Work instructions: From the entries below, pull out each line where "arrow" appears.

Information provided:
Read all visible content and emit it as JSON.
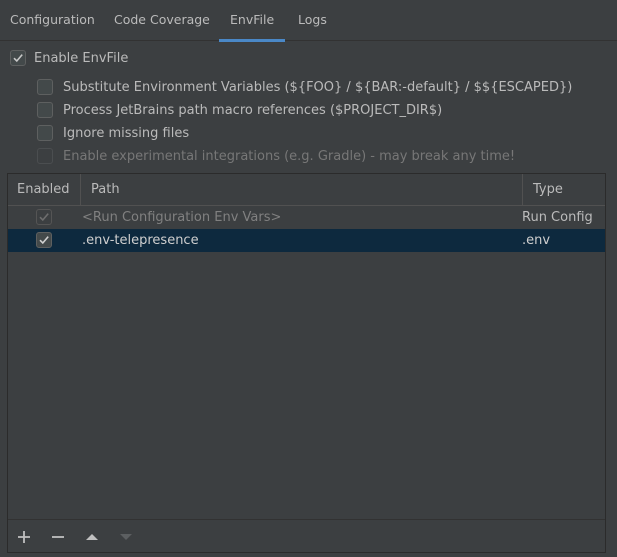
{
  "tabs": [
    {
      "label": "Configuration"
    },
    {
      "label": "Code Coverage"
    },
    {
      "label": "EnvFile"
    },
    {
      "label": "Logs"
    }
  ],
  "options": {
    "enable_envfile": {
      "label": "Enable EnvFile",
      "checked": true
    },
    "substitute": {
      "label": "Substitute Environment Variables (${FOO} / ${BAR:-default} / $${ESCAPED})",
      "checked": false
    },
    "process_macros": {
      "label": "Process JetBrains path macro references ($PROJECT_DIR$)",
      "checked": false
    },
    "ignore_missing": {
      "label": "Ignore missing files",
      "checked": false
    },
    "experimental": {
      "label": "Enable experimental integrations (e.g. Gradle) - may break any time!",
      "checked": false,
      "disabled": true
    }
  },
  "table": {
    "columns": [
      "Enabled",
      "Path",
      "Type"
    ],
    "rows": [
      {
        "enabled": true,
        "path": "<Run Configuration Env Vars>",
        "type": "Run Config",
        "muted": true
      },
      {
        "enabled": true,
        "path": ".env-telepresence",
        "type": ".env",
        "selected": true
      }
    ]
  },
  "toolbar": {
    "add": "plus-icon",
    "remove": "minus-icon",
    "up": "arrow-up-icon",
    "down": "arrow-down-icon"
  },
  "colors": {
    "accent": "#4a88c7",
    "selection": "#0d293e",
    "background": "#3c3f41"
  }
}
...
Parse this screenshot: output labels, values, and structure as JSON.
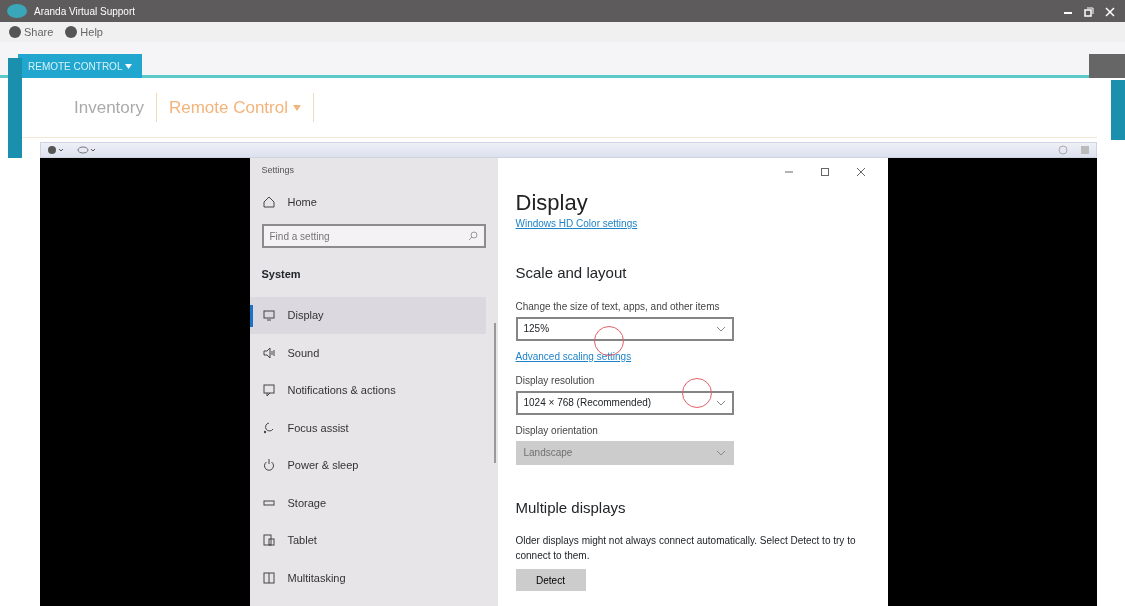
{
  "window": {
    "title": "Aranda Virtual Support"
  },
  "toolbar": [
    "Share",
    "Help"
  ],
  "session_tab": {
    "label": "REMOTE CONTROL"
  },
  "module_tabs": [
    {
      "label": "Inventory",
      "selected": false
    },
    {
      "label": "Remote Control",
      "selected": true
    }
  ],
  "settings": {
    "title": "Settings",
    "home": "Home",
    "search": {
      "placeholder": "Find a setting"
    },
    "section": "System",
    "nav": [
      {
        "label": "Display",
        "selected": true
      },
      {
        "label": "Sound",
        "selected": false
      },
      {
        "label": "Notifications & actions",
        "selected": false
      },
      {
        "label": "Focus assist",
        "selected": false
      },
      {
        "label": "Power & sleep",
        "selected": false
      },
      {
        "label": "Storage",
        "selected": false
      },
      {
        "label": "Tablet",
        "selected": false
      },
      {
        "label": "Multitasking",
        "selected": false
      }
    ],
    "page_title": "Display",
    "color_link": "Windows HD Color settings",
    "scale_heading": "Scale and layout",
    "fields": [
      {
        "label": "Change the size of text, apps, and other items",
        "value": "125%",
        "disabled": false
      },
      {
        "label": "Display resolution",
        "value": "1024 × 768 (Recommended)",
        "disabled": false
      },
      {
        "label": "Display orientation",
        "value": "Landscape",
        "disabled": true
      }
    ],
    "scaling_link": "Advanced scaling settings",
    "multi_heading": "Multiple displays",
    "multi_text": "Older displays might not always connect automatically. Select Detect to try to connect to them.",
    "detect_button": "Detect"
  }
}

Correct output:
    "up": "arrow-up-icon",
    "down": "arrow-down-icon"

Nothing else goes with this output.